* **Data excerpts**:
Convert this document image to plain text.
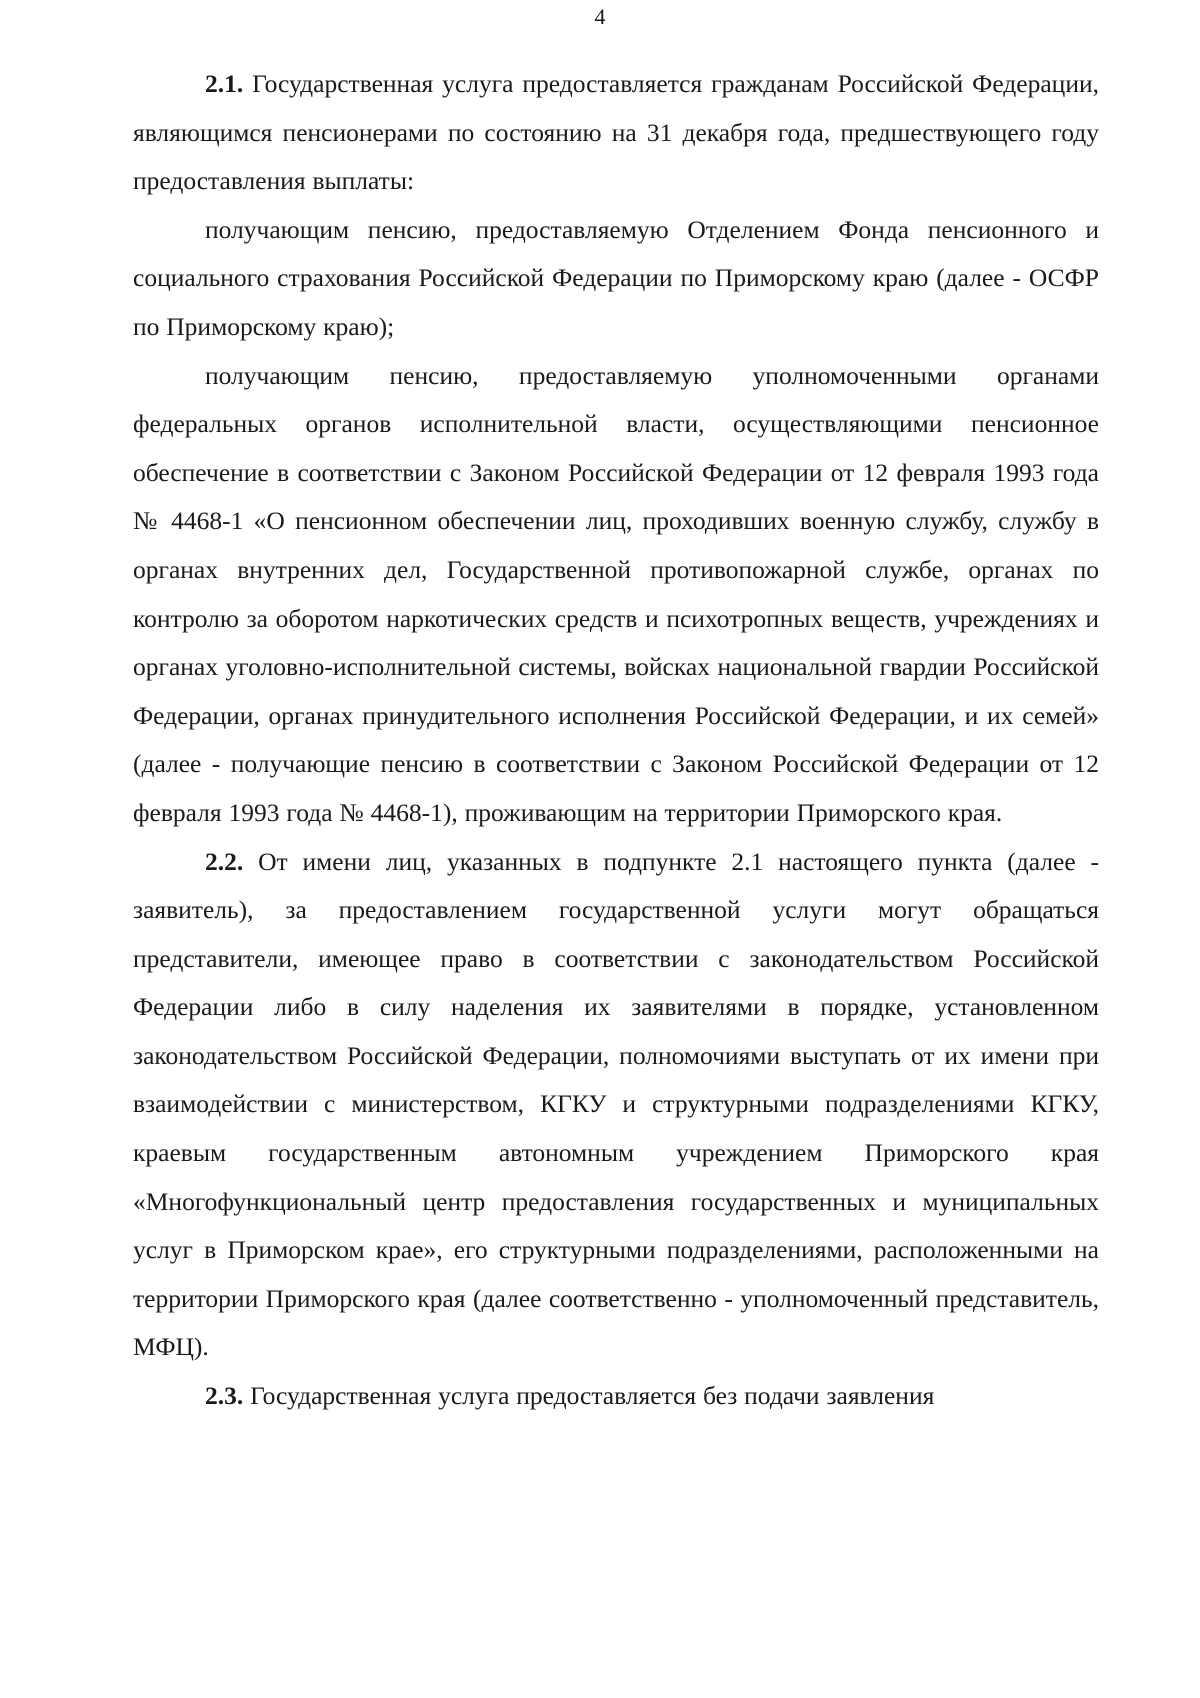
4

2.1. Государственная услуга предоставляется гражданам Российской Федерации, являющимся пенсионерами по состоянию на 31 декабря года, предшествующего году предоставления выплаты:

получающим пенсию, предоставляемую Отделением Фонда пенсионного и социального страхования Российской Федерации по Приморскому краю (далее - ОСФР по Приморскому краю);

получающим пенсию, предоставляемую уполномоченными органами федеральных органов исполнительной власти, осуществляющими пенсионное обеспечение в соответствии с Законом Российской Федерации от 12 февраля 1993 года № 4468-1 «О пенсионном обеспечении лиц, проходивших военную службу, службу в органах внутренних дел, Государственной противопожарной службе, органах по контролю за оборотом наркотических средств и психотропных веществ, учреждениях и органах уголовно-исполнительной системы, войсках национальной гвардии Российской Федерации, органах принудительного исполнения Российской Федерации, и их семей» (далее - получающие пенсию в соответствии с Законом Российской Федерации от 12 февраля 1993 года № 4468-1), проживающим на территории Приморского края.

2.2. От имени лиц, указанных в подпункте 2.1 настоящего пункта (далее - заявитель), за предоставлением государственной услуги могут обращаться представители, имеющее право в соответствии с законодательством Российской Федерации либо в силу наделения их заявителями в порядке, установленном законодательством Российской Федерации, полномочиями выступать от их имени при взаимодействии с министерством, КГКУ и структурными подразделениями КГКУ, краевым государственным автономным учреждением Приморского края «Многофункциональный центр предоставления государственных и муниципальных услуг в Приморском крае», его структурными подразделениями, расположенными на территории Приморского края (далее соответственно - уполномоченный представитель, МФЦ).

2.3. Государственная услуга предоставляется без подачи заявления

* **Given problem**: Strip the images and reproduce the remaining records precisely.

* **Response**:
Convert this document image to plain text.
4

2.1. Государственная услуга предоставляется гражданам Российской Федерации, являющимся пенсионерами по состоянию на 31 декабря года, предшествующего году предоставления выплаты:

получающим пенсию, предоставляемую Отделением Фонда пенсионного и социального страхования Российской Федерации по Приморскому краю (далее - ОСФР по Приморскому краю);

получающим пенсию, предоставляемую уполномоченными органами федеральных органов исполнительной власти, осуществляющими пенсионное обеспечение в соответствии с Законом Российской Федерации от 12 февраля 1993 года № 4468-1 «О пенсионном обеспечении лиц, проходивших военную службу, службу в органах внутренних дел, Государственной противопожарной службе, органах по контролю за оборотом наркотических средств и психотропных веществ, учреждениях и органах уголовно-исполнительной системы, войсках национальной гвардии Российской Федерации, органах принудительного исполнения Российской Федерации, и их семей» (далее - получающие пенсию в соответствии с Законом Российской Федерации от 12 февраля 1993 года № 4468-1), проживающим на территории Приморского края.

2.2. От имени лиц, указанных в подпункте 2.1 настоящего пункта (далее - заявитель), за предоставлением государственной услуги могут обращаться представители, имеющее право в соответствии с законодательством Российской Федерации либо в силу наделения их заявителями в порядке, установленном законодательством Российской Федерации, полномочиями выступать от их имени при взаимодействии с министерством, КГКУ и структурными подразделениями КГКУ, краевым государственным автономным учреждением Приморского края «Многофункциональный центр предоставления государственных и муниципальных услуг в Приморском крае», его структурными подразделениями, расположенными на территории Приморского края (далее соответственно - уполномоченный представитель, МФЦ).

2.3. Государственная услуга предоставляется без подачи заявления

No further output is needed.